Look through the records that follow. Copy every line containing the word "Basanavičiaus".

[A block of data]
-.-.-
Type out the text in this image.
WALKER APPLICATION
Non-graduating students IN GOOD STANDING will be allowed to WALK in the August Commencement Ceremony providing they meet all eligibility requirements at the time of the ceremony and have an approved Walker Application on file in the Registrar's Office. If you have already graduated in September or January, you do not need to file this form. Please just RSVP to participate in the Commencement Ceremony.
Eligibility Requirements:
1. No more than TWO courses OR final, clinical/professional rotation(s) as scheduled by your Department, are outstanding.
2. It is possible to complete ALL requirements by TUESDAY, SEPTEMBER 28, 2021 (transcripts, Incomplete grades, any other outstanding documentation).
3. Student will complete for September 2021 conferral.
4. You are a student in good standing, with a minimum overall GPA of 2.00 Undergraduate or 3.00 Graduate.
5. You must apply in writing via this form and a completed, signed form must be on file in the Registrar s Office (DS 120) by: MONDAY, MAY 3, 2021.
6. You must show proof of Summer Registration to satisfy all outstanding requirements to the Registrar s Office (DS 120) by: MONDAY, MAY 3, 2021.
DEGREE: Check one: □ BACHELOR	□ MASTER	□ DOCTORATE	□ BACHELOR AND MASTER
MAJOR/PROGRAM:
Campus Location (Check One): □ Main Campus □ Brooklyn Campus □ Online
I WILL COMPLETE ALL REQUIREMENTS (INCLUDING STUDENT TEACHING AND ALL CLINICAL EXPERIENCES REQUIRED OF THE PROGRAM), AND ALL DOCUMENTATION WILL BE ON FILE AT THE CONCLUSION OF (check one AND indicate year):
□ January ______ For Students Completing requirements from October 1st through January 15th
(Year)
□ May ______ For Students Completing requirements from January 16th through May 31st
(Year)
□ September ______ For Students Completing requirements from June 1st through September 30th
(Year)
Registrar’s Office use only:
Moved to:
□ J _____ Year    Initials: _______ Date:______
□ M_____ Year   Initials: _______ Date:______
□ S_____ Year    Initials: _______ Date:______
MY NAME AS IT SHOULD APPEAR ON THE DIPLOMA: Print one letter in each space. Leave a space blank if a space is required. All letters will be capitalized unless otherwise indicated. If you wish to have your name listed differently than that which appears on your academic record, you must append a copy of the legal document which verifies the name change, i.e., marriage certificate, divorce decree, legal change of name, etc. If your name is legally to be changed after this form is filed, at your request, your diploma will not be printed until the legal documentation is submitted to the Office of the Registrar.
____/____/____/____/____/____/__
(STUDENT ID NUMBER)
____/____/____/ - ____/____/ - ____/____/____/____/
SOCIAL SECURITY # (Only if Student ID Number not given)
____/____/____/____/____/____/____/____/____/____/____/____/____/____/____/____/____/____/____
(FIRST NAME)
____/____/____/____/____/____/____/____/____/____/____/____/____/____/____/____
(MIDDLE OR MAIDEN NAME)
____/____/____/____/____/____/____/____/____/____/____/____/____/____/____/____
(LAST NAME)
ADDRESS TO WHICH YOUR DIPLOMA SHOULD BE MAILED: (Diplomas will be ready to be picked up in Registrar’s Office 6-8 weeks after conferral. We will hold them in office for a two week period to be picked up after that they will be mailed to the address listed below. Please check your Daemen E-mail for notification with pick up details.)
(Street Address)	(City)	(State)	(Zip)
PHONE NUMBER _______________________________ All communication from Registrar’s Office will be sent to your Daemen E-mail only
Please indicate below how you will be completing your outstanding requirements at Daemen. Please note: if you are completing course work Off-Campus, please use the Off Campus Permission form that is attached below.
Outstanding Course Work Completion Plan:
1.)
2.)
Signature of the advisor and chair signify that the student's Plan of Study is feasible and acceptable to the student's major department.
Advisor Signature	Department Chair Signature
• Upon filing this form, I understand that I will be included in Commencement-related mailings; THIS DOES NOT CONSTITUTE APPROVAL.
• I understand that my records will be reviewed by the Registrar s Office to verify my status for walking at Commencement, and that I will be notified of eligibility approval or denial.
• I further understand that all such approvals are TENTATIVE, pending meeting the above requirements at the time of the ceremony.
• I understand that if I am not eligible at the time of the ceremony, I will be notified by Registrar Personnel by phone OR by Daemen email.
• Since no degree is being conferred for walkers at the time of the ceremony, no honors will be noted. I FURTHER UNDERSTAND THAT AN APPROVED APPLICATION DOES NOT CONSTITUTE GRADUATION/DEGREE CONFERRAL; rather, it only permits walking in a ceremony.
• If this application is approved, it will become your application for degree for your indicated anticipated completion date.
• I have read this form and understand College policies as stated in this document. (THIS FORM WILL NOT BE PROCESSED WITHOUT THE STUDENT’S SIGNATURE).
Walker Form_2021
-.-.-
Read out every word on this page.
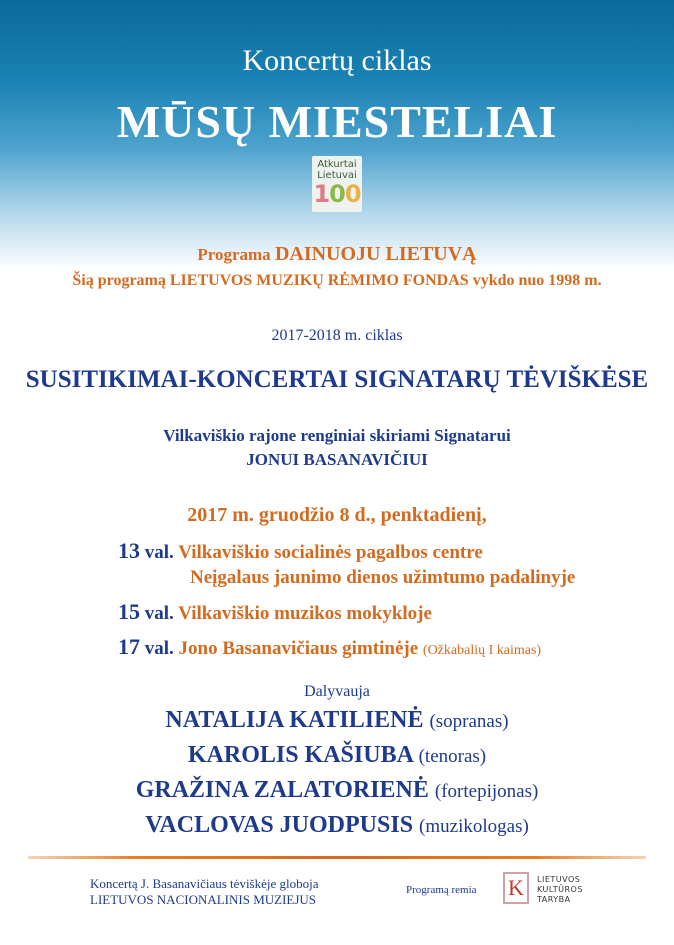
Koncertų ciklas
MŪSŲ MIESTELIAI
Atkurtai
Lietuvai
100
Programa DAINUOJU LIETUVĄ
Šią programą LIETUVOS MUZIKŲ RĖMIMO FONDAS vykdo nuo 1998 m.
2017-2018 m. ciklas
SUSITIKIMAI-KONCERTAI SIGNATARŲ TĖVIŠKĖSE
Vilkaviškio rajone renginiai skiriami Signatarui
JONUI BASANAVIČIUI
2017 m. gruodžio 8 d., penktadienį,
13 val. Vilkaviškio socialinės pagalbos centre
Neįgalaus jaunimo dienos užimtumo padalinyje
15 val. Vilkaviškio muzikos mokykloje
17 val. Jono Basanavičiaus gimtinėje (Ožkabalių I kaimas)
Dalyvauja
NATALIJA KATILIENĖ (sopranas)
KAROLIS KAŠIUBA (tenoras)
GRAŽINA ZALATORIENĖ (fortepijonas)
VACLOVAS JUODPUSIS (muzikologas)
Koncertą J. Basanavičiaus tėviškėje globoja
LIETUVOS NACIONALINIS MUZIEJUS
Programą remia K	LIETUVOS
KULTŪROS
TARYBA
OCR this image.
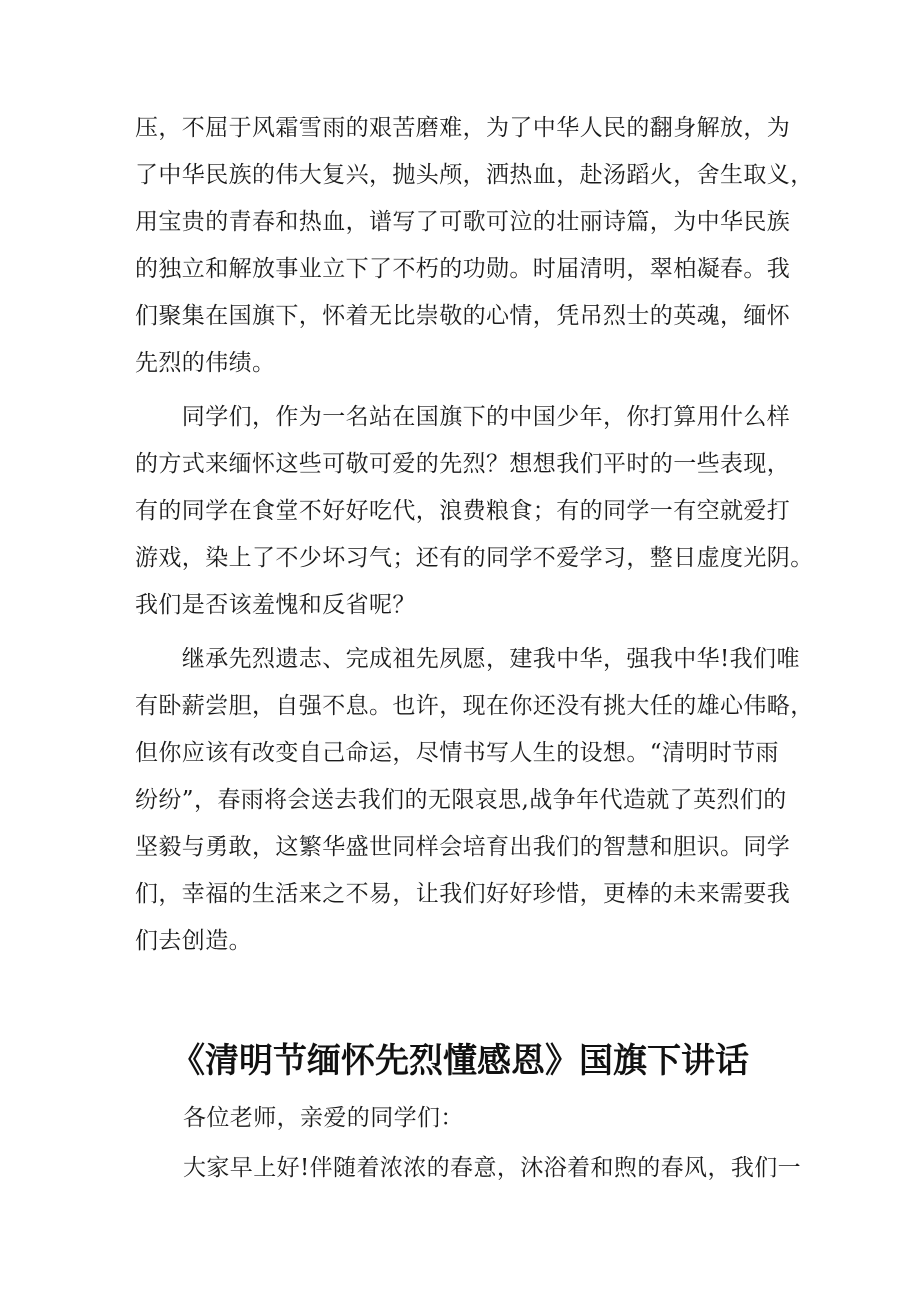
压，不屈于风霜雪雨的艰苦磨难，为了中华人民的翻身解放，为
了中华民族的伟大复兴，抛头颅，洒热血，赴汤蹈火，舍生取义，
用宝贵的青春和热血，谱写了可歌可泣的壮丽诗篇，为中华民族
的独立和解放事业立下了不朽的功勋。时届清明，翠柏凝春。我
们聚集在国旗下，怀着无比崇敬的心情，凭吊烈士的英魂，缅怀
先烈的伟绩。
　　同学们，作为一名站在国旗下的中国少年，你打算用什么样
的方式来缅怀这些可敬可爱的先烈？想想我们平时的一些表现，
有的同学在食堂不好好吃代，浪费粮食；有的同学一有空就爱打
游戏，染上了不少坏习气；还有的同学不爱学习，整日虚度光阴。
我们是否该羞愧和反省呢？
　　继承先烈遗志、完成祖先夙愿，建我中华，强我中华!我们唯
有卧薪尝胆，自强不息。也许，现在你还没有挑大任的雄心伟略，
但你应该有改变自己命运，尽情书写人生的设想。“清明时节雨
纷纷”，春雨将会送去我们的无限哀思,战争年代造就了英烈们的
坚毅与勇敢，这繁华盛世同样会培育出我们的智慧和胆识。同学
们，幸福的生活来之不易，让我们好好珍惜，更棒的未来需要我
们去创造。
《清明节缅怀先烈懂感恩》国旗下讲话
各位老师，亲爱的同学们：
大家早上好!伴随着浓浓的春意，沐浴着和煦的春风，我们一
-.-.-
WRITTEN RESPONSE:
17 val. Jono Basanavičiaus gimtinėje (Ožkabalių I kaimas)
Koncertą J. Basanavičiaus tėviškėje globoja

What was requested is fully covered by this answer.